[Aim] Search the material for "have" and show all lines that contain it.
--- START ---
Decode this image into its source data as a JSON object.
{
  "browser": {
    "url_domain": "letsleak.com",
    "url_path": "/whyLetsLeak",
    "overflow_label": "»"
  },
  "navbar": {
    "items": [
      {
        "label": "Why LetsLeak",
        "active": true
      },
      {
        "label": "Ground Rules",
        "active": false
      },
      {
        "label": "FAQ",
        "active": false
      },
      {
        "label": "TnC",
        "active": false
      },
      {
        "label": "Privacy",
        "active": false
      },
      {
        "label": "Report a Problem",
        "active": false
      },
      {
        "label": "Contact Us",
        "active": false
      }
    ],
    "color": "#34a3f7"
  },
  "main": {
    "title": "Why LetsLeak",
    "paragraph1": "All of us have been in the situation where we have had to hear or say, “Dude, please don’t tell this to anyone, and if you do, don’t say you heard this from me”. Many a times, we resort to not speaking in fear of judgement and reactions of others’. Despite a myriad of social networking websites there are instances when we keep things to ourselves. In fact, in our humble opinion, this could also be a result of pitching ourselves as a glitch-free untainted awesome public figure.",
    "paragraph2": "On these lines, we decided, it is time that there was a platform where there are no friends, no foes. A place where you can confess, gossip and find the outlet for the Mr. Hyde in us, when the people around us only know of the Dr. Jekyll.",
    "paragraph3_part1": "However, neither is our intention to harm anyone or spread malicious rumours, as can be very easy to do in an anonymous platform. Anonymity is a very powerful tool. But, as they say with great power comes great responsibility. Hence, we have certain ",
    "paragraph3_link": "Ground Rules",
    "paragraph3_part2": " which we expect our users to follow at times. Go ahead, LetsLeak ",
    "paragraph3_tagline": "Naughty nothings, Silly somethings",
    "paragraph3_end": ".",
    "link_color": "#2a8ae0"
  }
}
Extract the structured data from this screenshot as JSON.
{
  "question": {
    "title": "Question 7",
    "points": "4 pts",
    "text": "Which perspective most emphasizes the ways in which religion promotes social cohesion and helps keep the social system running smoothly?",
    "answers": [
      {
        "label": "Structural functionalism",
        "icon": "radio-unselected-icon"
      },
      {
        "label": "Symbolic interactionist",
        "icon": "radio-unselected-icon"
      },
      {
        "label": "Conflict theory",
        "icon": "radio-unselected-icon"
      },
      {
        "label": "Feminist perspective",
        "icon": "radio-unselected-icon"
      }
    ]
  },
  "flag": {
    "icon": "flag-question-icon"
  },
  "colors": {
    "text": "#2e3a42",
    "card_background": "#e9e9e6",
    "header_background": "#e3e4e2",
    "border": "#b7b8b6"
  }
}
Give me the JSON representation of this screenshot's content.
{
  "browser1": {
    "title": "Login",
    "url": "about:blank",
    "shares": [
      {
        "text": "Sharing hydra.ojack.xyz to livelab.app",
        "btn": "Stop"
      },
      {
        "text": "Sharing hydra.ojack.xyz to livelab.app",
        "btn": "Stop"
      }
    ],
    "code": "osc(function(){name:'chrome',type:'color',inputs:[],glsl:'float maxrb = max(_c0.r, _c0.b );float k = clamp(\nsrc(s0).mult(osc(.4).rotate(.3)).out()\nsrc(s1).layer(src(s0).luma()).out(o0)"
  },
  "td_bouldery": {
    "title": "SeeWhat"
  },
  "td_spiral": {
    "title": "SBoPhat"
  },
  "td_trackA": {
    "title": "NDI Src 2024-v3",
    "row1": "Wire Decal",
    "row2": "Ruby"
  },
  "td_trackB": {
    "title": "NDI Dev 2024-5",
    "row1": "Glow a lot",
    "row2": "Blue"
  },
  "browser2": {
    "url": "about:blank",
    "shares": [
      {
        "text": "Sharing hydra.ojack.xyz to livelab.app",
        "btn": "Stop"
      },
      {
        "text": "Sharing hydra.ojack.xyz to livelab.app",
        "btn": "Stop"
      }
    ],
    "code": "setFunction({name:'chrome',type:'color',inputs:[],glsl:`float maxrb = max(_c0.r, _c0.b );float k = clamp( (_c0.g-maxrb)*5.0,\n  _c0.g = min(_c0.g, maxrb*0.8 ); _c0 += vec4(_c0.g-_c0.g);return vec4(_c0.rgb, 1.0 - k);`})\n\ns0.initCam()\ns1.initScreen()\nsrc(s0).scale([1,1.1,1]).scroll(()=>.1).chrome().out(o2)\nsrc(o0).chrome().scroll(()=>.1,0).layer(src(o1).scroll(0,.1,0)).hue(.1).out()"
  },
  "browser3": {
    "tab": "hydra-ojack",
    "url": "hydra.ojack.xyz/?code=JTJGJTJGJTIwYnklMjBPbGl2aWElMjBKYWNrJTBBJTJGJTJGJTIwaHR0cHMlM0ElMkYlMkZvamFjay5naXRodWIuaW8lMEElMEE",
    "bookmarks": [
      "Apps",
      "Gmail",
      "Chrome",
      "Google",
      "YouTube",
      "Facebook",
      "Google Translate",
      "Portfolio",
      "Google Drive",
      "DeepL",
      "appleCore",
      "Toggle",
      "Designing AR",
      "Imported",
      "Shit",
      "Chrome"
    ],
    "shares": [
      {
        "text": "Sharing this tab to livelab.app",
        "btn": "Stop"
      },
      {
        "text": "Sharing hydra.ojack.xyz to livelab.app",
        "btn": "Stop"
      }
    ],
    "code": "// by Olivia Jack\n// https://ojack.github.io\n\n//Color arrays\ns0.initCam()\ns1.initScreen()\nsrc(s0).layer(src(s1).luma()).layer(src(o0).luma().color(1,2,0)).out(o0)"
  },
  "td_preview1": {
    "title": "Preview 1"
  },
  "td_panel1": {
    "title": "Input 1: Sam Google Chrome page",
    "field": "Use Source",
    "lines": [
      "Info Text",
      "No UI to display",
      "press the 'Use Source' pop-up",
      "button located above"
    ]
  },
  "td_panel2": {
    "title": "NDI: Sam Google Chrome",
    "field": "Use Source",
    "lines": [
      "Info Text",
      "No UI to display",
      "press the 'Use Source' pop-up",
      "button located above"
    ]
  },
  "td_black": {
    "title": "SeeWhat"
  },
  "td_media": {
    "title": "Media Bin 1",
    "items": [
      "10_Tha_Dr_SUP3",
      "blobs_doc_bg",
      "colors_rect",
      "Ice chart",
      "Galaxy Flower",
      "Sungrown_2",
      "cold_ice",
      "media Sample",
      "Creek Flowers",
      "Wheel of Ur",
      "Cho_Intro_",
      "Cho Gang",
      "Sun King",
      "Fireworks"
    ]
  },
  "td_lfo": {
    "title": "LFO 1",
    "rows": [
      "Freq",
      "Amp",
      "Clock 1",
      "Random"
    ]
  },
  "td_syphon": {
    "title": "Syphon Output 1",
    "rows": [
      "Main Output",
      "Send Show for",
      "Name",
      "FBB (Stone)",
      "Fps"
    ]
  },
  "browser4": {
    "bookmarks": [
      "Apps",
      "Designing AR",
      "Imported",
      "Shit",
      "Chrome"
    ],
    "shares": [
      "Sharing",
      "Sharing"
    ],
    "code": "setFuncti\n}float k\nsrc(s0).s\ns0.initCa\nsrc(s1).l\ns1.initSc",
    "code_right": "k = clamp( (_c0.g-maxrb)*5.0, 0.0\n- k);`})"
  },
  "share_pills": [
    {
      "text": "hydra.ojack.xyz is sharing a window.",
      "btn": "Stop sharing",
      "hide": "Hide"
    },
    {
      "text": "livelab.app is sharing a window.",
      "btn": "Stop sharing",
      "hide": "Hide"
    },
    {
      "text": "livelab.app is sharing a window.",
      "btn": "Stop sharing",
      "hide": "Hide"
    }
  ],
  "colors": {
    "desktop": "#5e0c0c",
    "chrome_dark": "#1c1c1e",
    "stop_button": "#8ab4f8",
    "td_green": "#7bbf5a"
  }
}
--- END ---
[Final result]
    "paragraph1": "All of us have been in the situation where we have had to hear or say, “Dude, please don’t tell this to anyone, and if you do, don’t say you heard this from me”. Many a times, we resort to not speaking in fear of judgement and reactions of others’. Despite a myriad of social networking websites there are instances when we keep things to ourselves. In fact, in our humble opinion, this could also be a result of pitching ourselves as a glitch-free untainted awesome public figure.",
    "paragraph3_part1": "However, neither is our intention to harm anyone or spread malicious rumours, as can be very easy to do in an anonymous platform. Anonymity is a very powerful tool. But, as they say with great power comes great responsibility. Hence, we have certain ",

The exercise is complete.